WHAT IS EXPECTED: Lines containing the word "Version" are to be counted; state their number and nothing further.

TASK DATA:
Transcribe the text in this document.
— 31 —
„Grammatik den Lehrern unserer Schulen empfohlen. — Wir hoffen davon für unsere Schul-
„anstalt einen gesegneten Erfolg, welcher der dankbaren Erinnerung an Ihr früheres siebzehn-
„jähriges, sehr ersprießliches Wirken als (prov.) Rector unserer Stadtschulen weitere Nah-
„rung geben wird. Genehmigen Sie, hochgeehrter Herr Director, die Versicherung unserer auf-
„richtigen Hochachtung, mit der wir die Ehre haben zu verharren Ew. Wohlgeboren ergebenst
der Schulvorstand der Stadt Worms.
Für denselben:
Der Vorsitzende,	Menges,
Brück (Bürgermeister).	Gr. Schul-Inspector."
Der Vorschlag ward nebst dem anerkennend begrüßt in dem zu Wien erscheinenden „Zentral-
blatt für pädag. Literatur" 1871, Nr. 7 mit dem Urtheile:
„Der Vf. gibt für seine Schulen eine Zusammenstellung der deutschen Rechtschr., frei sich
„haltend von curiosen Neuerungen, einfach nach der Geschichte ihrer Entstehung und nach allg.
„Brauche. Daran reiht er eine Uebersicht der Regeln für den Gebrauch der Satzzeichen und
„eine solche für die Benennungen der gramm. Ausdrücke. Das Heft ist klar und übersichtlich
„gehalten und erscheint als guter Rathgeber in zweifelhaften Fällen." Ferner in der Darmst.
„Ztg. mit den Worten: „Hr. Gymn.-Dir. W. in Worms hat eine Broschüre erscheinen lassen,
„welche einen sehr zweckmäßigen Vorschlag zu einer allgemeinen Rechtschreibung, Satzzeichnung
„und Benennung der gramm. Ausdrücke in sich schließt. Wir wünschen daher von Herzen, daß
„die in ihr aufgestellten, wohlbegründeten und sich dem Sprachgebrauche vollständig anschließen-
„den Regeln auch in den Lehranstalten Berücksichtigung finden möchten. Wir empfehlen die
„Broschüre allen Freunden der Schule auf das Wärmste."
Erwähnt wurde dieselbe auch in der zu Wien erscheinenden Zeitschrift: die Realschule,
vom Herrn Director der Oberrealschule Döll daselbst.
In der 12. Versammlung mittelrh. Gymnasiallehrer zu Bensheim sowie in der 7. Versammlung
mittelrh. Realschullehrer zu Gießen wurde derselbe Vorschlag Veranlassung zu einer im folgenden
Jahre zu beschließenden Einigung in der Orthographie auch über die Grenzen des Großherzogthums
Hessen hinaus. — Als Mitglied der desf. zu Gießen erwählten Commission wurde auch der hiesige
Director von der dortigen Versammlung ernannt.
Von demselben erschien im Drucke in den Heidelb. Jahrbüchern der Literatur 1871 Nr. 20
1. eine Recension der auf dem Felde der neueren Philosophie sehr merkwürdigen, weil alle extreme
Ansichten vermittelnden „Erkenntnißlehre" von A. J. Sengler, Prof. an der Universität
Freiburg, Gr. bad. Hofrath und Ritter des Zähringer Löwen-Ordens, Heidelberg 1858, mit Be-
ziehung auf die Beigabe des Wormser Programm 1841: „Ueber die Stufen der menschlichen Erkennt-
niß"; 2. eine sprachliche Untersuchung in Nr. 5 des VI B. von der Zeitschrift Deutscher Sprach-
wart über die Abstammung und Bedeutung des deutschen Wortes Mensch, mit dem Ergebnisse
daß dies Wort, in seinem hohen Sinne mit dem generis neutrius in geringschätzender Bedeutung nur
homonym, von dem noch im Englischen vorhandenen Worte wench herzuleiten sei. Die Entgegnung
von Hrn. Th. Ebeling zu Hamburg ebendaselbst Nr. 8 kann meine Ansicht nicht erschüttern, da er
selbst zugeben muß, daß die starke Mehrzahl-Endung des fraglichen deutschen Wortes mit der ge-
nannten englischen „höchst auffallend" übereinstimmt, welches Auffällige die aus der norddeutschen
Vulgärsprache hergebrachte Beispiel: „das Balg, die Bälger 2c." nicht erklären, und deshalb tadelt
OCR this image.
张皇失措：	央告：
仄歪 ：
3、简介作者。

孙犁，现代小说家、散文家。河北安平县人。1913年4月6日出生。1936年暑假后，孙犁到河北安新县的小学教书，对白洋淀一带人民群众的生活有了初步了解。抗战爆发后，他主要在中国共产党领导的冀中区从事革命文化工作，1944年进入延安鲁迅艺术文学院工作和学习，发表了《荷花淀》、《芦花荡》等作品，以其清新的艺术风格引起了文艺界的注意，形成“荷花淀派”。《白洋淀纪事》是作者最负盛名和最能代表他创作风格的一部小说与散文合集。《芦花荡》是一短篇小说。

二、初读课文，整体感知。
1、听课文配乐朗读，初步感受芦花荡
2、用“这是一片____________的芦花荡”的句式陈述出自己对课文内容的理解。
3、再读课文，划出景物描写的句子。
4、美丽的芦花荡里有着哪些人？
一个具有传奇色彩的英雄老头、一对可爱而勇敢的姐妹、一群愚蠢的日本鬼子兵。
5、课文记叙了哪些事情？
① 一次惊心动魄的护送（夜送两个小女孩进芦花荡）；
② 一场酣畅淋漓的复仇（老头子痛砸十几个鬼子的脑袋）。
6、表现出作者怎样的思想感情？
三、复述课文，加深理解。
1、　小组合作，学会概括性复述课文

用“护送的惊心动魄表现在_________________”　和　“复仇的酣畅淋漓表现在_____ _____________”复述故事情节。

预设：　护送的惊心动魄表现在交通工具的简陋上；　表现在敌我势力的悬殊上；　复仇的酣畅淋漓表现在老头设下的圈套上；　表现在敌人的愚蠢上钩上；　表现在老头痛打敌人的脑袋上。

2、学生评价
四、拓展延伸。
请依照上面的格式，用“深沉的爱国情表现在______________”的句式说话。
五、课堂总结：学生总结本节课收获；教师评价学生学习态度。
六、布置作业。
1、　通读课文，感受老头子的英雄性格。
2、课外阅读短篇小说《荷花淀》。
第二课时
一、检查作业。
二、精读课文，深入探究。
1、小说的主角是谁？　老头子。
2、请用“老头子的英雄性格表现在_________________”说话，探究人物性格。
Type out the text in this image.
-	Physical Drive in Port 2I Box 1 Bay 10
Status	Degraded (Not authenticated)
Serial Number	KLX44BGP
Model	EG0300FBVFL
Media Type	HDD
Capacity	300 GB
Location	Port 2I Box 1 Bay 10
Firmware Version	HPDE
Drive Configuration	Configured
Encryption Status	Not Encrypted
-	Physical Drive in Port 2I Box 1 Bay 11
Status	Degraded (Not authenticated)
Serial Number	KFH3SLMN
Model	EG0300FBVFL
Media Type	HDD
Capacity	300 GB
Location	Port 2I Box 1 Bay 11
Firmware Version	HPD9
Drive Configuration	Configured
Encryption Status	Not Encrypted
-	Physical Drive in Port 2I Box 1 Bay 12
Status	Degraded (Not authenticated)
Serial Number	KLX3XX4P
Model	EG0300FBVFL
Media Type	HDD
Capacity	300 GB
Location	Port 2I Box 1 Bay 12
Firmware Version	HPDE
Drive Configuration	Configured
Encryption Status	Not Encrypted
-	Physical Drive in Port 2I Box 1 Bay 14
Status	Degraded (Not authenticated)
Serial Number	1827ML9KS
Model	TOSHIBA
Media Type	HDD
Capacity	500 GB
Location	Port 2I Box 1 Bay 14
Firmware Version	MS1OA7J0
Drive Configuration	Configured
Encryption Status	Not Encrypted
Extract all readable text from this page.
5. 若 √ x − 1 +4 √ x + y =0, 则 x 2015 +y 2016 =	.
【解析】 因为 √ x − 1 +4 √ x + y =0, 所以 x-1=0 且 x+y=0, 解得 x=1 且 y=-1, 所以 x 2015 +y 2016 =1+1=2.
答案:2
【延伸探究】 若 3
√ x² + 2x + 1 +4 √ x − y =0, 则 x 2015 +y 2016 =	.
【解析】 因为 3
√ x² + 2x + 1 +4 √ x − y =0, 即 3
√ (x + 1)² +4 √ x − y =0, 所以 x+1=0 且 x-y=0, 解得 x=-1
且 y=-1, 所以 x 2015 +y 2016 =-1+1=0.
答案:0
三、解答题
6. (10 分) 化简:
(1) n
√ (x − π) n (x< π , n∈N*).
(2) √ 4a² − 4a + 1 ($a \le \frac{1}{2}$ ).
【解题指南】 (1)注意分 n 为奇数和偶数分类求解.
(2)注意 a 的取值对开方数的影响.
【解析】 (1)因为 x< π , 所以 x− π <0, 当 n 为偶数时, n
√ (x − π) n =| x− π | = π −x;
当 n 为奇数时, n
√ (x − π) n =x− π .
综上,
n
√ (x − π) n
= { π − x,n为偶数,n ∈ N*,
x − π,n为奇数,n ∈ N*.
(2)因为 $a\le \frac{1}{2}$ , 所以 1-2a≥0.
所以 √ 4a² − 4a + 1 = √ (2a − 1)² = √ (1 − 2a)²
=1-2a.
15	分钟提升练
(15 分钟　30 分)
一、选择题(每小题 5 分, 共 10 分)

SOLUTION FOR THIS PROBLEM: 4